* Do this *
Reproduce the whole listing, character for character.

* Dataset entries on figures *
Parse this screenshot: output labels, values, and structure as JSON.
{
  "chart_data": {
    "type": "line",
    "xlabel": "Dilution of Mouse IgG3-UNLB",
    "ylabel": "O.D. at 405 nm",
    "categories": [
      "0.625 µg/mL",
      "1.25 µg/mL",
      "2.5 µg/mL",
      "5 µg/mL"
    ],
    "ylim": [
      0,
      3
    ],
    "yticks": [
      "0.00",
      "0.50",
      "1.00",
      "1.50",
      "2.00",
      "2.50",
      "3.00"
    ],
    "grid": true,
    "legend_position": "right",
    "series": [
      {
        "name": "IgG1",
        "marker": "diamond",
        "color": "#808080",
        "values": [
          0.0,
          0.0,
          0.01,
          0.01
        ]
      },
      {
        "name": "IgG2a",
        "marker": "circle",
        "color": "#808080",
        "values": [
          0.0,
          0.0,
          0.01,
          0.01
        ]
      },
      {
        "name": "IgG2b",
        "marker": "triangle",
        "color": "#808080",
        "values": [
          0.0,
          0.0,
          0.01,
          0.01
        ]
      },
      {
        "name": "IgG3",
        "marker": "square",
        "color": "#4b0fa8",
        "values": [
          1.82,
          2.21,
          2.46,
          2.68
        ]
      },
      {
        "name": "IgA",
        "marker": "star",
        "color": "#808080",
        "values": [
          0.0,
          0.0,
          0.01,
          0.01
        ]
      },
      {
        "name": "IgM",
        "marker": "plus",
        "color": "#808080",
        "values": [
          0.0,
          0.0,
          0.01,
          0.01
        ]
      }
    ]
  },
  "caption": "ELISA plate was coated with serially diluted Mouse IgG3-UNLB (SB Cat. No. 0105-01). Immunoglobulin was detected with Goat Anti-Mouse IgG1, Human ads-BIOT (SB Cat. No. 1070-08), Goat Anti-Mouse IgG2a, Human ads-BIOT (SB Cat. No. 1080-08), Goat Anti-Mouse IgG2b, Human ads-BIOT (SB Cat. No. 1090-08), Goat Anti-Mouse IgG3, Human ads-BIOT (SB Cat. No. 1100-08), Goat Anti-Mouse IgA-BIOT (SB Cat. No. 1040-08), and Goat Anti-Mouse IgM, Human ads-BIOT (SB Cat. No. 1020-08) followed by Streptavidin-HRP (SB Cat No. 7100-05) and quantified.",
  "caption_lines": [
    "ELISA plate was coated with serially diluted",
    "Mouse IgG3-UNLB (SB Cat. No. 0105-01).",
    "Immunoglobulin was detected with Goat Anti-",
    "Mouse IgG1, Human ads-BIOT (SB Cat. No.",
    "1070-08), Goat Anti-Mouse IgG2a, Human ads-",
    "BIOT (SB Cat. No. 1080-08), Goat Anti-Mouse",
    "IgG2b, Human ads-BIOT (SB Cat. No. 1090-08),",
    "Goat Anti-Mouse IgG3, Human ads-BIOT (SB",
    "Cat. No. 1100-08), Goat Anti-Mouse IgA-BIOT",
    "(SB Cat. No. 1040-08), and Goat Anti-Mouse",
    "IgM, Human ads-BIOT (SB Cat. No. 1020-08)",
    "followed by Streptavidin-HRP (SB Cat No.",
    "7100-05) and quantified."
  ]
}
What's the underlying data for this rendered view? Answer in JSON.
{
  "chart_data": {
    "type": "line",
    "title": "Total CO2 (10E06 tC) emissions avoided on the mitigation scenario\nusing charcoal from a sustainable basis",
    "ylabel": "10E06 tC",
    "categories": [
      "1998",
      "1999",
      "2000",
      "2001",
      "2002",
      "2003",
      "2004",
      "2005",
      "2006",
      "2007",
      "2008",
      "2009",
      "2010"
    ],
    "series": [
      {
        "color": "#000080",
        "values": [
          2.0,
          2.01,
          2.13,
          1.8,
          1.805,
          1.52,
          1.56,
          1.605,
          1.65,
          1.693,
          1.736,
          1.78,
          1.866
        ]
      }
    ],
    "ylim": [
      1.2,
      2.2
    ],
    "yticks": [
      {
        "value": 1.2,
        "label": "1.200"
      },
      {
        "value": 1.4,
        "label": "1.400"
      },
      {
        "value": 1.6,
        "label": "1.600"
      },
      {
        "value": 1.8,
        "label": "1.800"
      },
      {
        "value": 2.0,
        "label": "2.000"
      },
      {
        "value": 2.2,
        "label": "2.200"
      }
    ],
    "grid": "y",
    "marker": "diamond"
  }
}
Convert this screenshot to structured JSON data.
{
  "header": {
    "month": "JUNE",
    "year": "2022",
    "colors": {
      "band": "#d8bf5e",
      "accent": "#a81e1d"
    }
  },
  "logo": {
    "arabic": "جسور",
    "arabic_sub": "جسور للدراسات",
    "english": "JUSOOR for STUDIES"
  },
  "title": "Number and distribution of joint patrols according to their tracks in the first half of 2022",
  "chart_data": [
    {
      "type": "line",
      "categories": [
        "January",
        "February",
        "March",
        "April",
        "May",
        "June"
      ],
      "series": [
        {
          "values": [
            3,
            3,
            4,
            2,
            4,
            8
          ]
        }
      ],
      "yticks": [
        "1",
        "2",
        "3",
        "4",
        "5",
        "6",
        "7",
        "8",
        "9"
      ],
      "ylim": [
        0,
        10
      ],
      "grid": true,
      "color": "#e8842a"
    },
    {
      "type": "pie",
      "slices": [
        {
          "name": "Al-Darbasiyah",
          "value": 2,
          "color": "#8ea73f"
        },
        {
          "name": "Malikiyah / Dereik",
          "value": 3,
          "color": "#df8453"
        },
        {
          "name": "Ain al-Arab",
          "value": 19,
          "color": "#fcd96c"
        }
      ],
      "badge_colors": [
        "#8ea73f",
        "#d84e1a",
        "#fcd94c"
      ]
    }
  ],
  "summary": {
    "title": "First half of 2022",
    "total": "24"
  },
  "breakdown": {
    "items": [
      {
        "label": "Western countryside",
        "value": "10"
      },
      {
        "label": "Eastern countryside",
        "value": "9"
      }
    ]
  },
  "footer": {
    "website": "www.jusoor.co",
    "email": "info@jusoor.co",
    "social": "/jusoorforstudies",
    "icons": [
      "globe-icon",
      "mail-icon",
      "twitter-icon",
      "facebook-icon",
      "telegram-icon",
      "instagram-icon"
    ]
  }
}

* Response *
Parse this screenshot: output labels, values, and structure as JSON.
{
  "chart_data": {
    "type": "line",
    "xlabel": "Dilution of Mouse IgG3-UNLB",
    "ylabel": "O.D. at 405 nm",
    "categories": [
      "0.625 µg/mL",
      "1.25 µg/mL",
      "2.5 µg/mL",
      "5 µg/mL"
    ],
    "ylim": [
      0,
      3
    ],
    "yticks": [
      "0.00",
      "0.50",
      "1.00",
      "1.50",
      "2.00",
      "2.50",
      "3.00"
    ],
    "grid": true,
    "legend_position": "right",
    "series": [
      {
        "name": "IgG1",
        "marker": "diamond",
        "color": "#808080",
        "values": [
          0.0,
          0.0,
          0.01,
          0.01
        ]
      },
      {
        "name": "IgG2a",
        "marker": "circle",
        "color": "#808080",
        "values": [
          0.0,
          0.0,
          0.01,
          0.01
        ]
      },
      {
        "name": "IgG2b",
        "marker": "triangle",
        "color": "#808080",
        "values": [
          0.0,
          0.0,
          0.01,
          0.01
        ]
      },
      {
        "name": "IgG3",
        "marker": "square",
        "color": "#4b0fa8",
        "values": [
          1.82,
          2.21,
          2.46,
          2.68
        ]
      },
      {
        "name": "IgA",
        "marker": "star",
        "color": "#808080",
        "values": [
          0.0,
          0.0,
          0.01,
          0.01
        ]
      },
      {
        "name": "IgM",
        "marker": "plus",
        "color": "#808080",
        "values": [
          0.0,
          0.0,
          0.01,
          0.01
        ]
      }
    ]
  },
  "caption": "ELISA plate was coated with serially diluted Mouse IgG3-UNLB (SB Cat. No. 0105-01). Immunoglobulin was detected with Goat Anti-Mouse IgG1, Human ads-BIOT (SB Cat. No. 1070-08), Goat Anti-Mouse IgG2a, Human ads-BIOT (SB Cat. No. 1080-08), Goat Anti-Mouse IgG2b, Human ads-BIOT (SB Cat. No. 1090-08), Goat Anti-Mouse IgG3, Human ads-BIOT (SB Cat. No. 1100-08), Goat Anti-Mouse IgA-BIOT (SB Cat. No. 1040-08), and Goat Anti-Mouse IgM, Human ads-BIOT (SB Cat. No. 1020-08) followed by Streptavidin-HRP (SB Cat No. 7100-05) and quantified.",
  "caption_lines": [
    "ELISA plate was coated with serially diluted",
    "Mouse IgG3-UNLB (SB Cat. No. 0105-01).",
    "Immunoglobulin was detected with Goat Anti-",
    "Mouse IgG1, Human ads-BIOT (SB Cat. No.",
    "1070-08), Goat Anti-Mouse IgG2a, Human ads-",
    "BIOT (SB Cat. No. 1080-08), Goat Anti-Mouse",
    "IgG2b, Human ads-BIOT (SB Cat. No. 1090-08),",
    "Goat Anti-Mouse IgG3, Human ads-BIOT (SB",
    "Cat. No. 1100-08), Goat Anti-Mouse IgA-BIOT",
    "(SB Cat. No. 1040-08), and Goat Anti-Mouse",
    "IgM, Human ads-BIOT (SB Cat. No. 1020-08)",
    "followed by Streptavidin-HRP (SB Cat No.",
    "7100-05) and quantified."
  ]
}
What's the underlying data for this rendered view? Answer in JSON.
{
  "chart_data": {
    "type": "line",
    "title": "Total CO2 (10E06 tC) emissions avoided on the mitigation scenario\nusing charcoal from a sustainable basis",
    "ylabel": "10E06 tC",
    "categories": [
      "1998",
      "1999",
      "2000",
      "2001",
      "2002",
      "2003",
      "2004",
      "2005",
      "2006",
      "2007",
      "2008",
      "2009",
      "2010"
    ],
    "series": [
      {
        "color": "#000080",
        "values": [
          2.0,
          2.01,
          2.13,
          1.8,
          1.805,
          1.52,
          1.56,
          1.605,
          1.65,
          1.693,
          1.736,
          1.78,
          1.866
        ]
      }
    ],
    "ylim": [
      1.2,
      2.2
    ],
    "yticks": [
      {
        "value": 1.2,
        "label": "1.200"
      },
      {
        "value": 1.4,
        "label": "1.400"
      },
      {
        "value": 1.6,
        "label": "1.600"
      },
      {
        "value": 1.8,
        "label": "1.800"
      },
      {
        "value": 2.0,
        "label": "2.000"
      },
      {
        "value": 2.2,
        "label": "2.200"
      }
    ],
    "grid": "y",
    "marker": "diamond"
  }
}
Convert this screenshot to structured JSON data.
{
  "header": {
    "month": "JUNE",
    "year": "2022",
    "colors": {
      "band": "#d8bf5e",
      "accent": "#a81e1d"
    }
  },
  "logo": {
    "arabic": "جسور",
    "arabic_sub": "جسور للدراسات",
    "english": "JUSOOR for STUDIES"
  },
  "title": "Number and distribution of joint patrols according to their tracks in the first half of 2022",
  "chart_data": [
    {
      "type": "line",
      "categories": [
        "January",
        "February",
        "March",
        "April",
        "May",
        "June"
      ],
      "series": [
        {
          "values": [
            3,
            3,
            4,
            2,
            4,
            8
          ]
        }
      ],
      "yticks": [
        "1",
        "2",
        "3",
        "4",
        "5",
        "6",
        "7",
        "8",
        "9"
      ],
      "ylim": [
        0,
        10
      ],
      "grid": true,
      "color": "#e8842a"
    },
    {
      "type": "pie",
      "slices": [
        {
          "name": "Al-Darbasiyah",
          "value": 2,
          "color": "#8ea73f"
        },
        {
          "name": "Malikiyah / Dereik",
          "value": 3,
          "color": "#df8453"
        },
        {
          "name": "Ain al-Arab",
          "value": 19,
          "color": "#fcd96c"
        }
      ],
      "badge_colors": [
        "#8ea73f",
        "#d84e1a",
        "#fcd94c"
      ]
    }
  ],
  "summary": {
    "title": "First half of 2022",
    "total": "24"
  },
  "breakdown": {
    "items": [
      {
        "label": "Western countryside",
        "value": "10"
      },
      {
        "label": "Eastern countryside",
        "value": "9"
      }
    ]
  },
  "footer": {
    "website": "www.jusoor.co",
    "email": "info@jusoor.co",
    "social": "/jusoorforstudies",
    "icons": [
      "globe-icon",
      "mail-icon",
      "twitter-icon",
      "facebook-icon",
      "telegram-icon",
      "instagram-icon"
    ]
  }
}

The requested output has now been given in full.